Dataset entries:
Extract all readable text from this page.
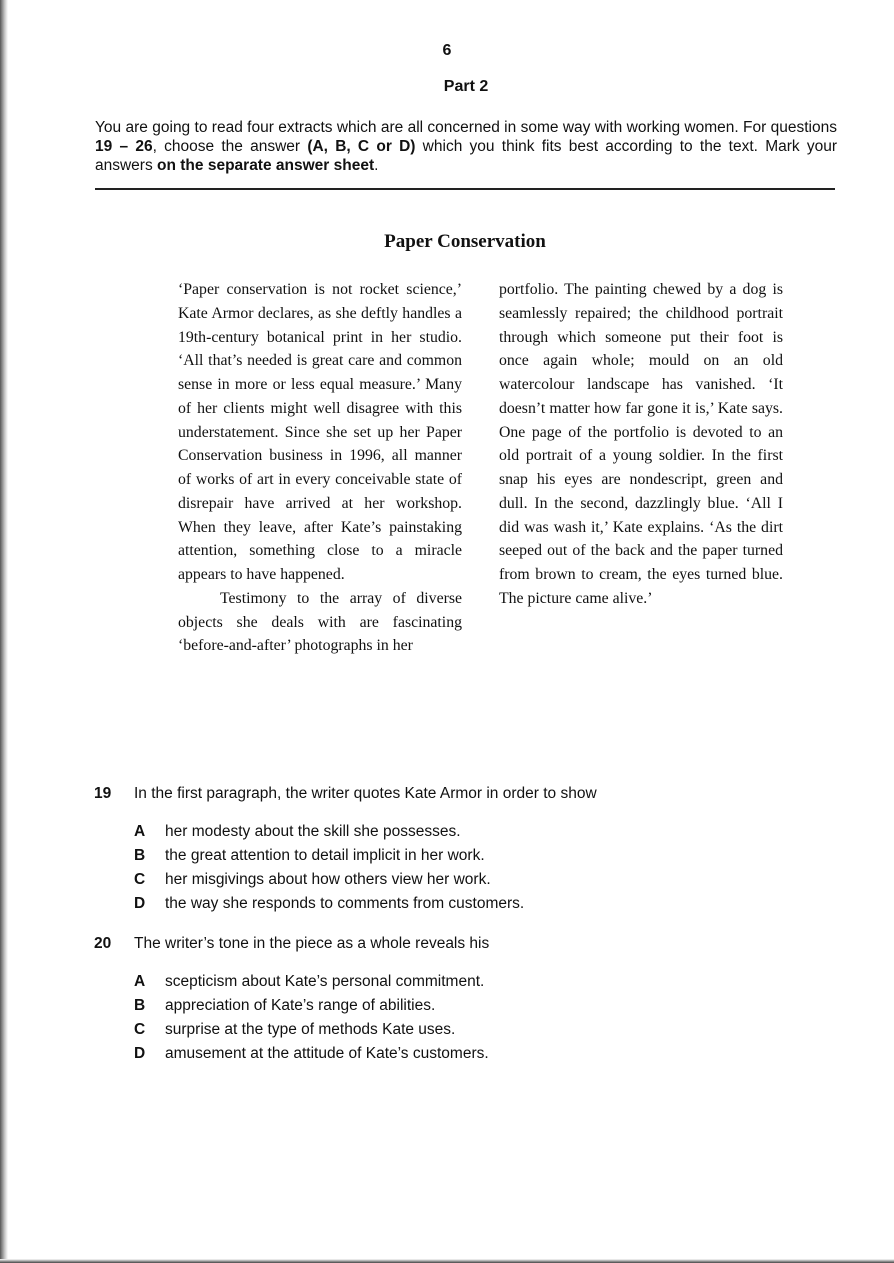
6
Part 2
You are going to read four extracts which are all concerned in some way with working women. For questions 19 – 26, choose the answer (A, B, C or D) which you think fits best according to the text. Mark your answers on the separate answer sheet.
Paper Conservation

‘Paper conservation is not rocket science,’ Kate Armor declares, as she deftly handles a 19th-century botanical print in her studio. ‘All that’s needed is great care and common sense in more or less equal measure.’ Many of her clients might well disagree with this understatement. Since she set up her Paper Conservation business in 1996, all manner of works of art in every conceivable state of disrepair have arrived at her workshop. When they leave, after Kate’s painstaking attention, something close to a miracle appears to have happened.

Testimony to the array of diverse objects she deals with are fascinating ‘before-and-after’ photographs in her

portfolio. The painting chewed by a dog is seamlessly repaired; the childhood portrait through which someone put their foot is once again whole; mould on an old watercolour landscape has vanished. ‘It doesn’t matter how far gone it is,’ Kate says. One page of the portfolio is devoted to an old portrait of a young soldier. In the first snap his eyes are nondescript, green and dull. In the second, dazzlingly blue. ‘All I did was wash it,’ Kate explains. ‘As the dirt seeped out of the back and the paper turned from brown to cream, the eyes turned blue. The picture came alive.’

19	In the first paragraph, the writer quotes Kate Armor in order to show
A	her modesty about the skill she possesses.
B	the great attention to detail implicit in her work.
C	her misgivings about how others view her work.
D	the way she responds to comments from customers.
20	The writer’s tone in the piece as a whole reveals his
A	scepticism about Kate’s personal commitment.
B	appreciation of Kate’s range of abilities.
C	surprise at the type of methods Kate uses.
D	amusement at the attitude of Kate’s customers.
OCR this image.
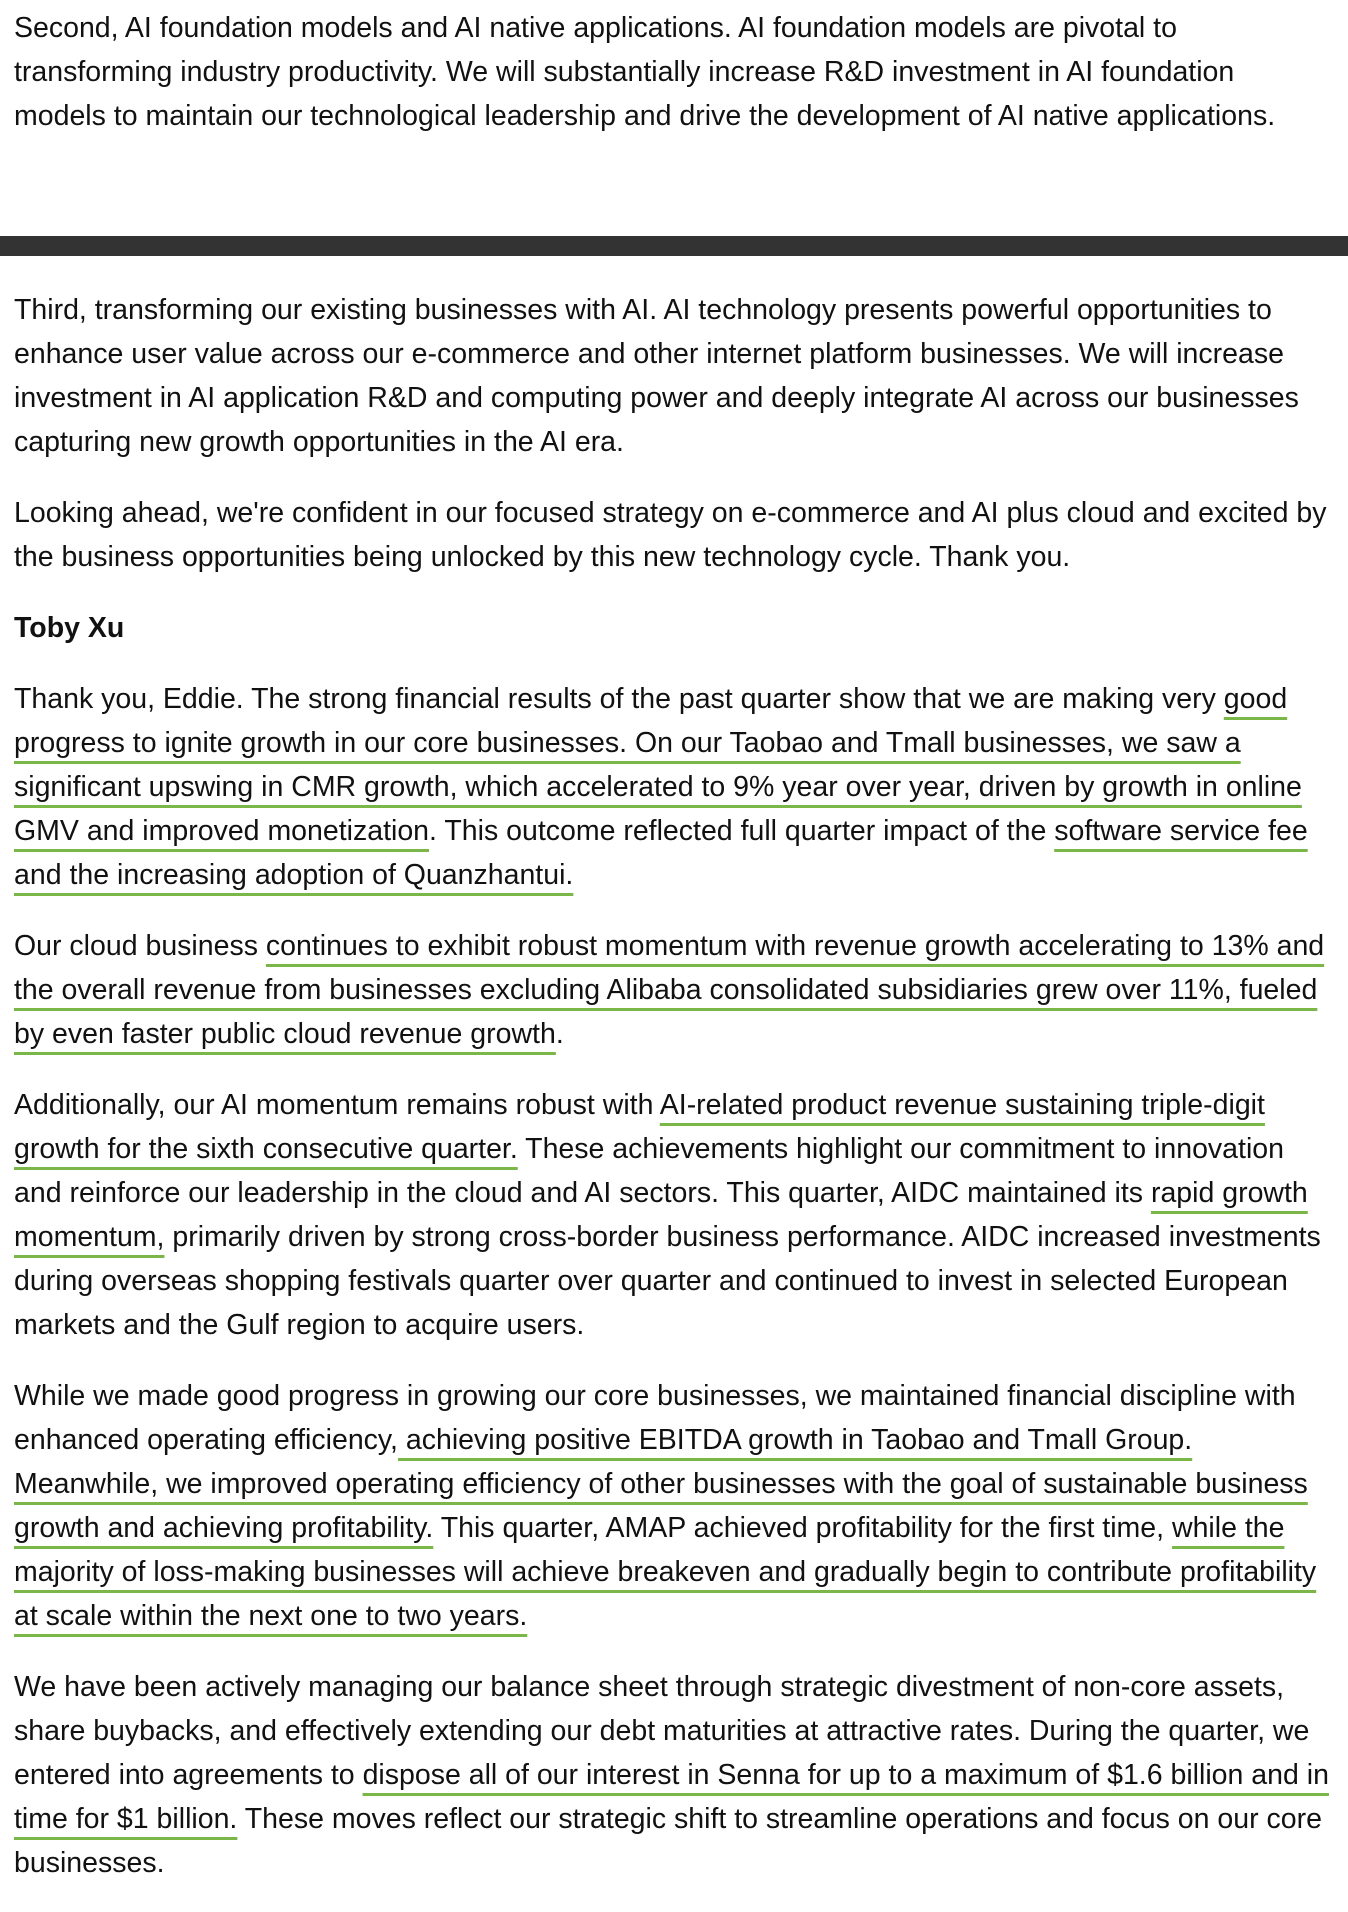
Second, AI foundation models and AI native applications. AI foundation models are pivotal to transforming industry productivity. We will substantially increase R&D investment in AI foundation models to maintain our technological leadership and drive the development of AI native applications.

Third, transforming our existing businesses with AI. AI technology presents powerful opportunities to enhance user value across our e-commerce and other internet platform businesses. We will increase investment in AI application R&D and computing power and deeply integrate AI across our businesses capturing new growth opportunities in the AI era.

Looking ahead, we're confident in our focused strategy on e-commerce and AI plus cloud and excited by the business opportunities being unlocked by this new technology cycle. Thank you.

Toby Xu

Thank you, Eddie. The strong financial results of the past quarter show that we are making very good progress to ignite growth in our core businesses. On our Taobao and Tmall businesses, we saw a significant upswing in CMR growth, which accelerated to 9% year over year, driven by growth in online GMV and improved monetization. This outcome reflected full quarter impact of the software service fee and the increasing adoption of Quanzhantui.

Our cloud business continues to exhibit robust momentum with revenue growth accelerating to 13% and the overall revenue from businesses excluding Alibaba consolidated subsidiaries grew over 11%, fueled by even faster public cloud revenue growth.

Additionally, our AI momentum remains robust with AI-related product revenue sustaining triple-digit growth for the sixth consecutive quarter. These achievements highlight our commitment to innovation and reinforce our leadership in the cloud and AI sectors. This quarter, AIDC maintained its rapid growth momentum, primarily driven by strong cross-border business performance. AIDC increased investments during overseas shopping festivals quarter over quarter and continued to invest in selected European markets and the Gulf region to acquire users.

While we made good progress in growing our core businesses, we maintained financial discipline with enhanced operating efficiency, achieving positive EBITDA growth in Taobao and Tmall Group. Meanwhile, we improved operating efficiency of other businesses with the goal of sustainable business growth and achieving profitability. This quarter, AMAP achieved profitability for the first time, while the majority of loss-making businesses will achieve breakeven and gradually begin to contribute profitability at scale within the next one to two years.

We have been actively managing our balance sheet through strategic divestment of non-core assets, share buybacks, and effectively extending our debt maturities at attractive rates. During the quarter, we entered into agreements to dispose all of our interest in Senna for up to a maximum of $1.6 billion and in time for $1 billion. These moves reflect our strategic shift to streamline operations and focus on our core businesses.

● Exercise directions: Tally the lines in the entries above that hold the word "commerce". Reply with nothing but that count.

● Exercise result: 2